_Task brief_
Of the lines in the entries below, state how many hold the word "text". Say nothing else.

[Stored data]
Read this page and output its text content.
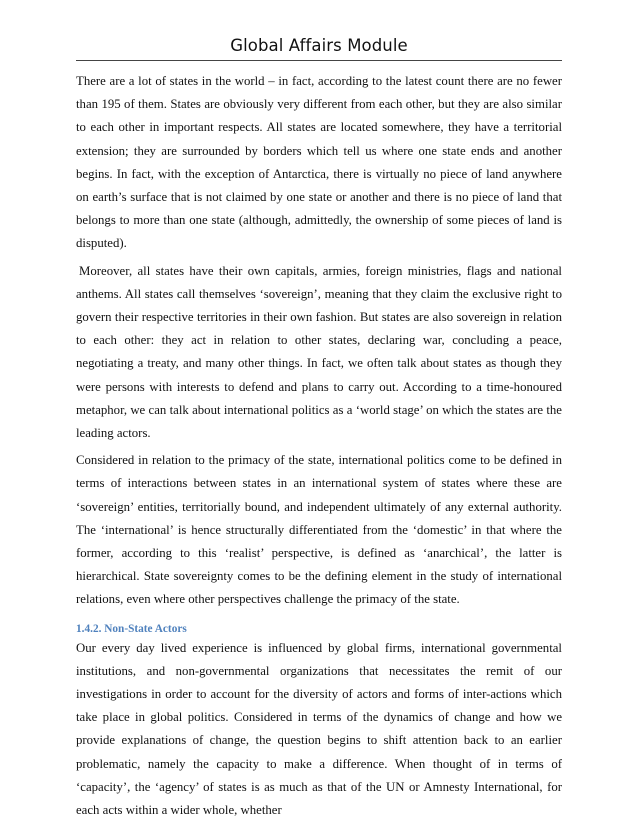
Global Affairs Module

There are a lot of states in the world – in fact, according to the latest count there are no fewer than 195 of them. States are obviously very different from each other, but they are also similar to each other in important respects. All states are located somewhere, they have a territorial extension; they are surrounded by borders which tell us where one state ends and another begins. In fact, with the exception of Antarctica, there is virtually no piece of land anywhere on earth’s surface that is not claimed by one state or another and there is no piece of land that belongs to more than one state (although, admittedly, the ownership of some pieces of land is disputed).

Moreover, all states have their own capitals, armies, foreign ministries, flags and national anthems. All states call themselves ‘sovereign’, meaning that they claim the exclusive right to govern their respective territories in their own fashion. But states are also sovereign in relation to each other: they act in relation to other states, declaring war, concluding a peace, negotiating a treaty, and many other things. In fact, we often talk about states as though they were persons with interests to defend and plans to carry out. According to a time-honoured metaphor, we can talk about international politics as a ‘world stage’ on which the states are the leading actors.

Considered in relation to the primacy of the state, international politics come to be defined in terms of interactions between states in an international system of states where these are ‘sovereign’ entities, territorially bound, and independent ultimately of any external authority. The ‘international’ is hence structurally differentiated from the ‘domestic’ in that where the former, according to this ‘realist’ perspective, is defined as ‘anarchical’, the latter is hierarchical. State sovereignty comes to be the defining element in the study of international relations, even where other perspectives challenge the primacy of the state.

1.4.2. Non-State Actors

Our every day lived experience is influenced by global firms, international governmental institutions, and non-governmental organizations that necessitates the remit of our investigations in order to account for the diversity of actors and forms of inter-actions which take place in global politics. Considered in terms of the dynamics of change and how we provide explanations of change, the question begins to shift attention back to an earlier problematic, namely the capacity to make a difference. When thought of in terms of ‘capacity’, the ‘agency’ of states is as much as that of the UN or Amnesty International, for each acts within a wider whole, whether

--

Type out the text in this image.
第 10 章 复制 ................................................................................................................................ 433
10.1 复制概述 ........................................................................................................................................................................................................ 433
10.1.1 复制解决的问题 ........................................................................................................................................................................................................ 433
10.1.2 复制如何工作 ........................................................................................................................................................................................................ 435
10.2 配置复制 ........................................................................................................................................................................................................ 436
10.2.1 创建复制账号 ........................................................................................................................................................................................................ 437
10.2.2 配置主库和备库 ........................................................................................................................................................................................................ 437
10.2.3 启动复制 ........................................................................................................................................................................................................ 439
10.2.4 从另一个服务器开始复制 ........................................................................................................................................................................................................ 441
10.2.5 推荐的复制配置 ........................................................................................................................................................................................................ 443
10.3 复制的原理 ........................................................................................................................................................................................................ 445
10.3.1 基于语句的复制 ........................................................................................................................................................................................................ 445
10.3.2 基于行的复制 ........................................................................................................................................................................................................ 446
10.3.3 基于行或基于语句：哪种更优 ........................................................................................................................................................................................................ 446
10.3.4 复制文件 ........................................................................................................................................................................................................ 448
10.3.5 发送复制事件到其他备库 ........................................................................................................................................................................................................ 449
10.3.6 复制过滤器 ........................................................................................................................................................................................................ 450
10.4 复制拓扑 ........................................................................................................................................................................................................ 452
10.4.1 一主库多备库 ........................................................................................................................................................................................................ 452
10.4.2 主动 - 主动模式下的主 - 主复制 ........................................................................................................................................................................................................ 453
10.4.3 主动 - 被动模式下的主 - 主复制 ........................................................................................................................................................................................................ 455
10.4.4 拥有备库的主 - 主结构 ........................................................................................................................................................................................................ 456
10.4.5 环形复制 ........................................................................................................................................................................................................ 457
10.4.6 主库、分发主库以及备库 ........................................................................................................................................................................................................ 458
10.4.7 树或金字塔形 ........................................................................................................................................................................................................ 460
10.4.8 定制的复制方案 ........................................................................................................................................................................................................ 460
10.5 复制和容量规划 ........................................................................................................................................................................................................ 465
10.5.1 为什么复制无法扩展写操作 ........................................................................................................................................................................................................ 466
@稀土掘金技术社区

_Result for this task_
2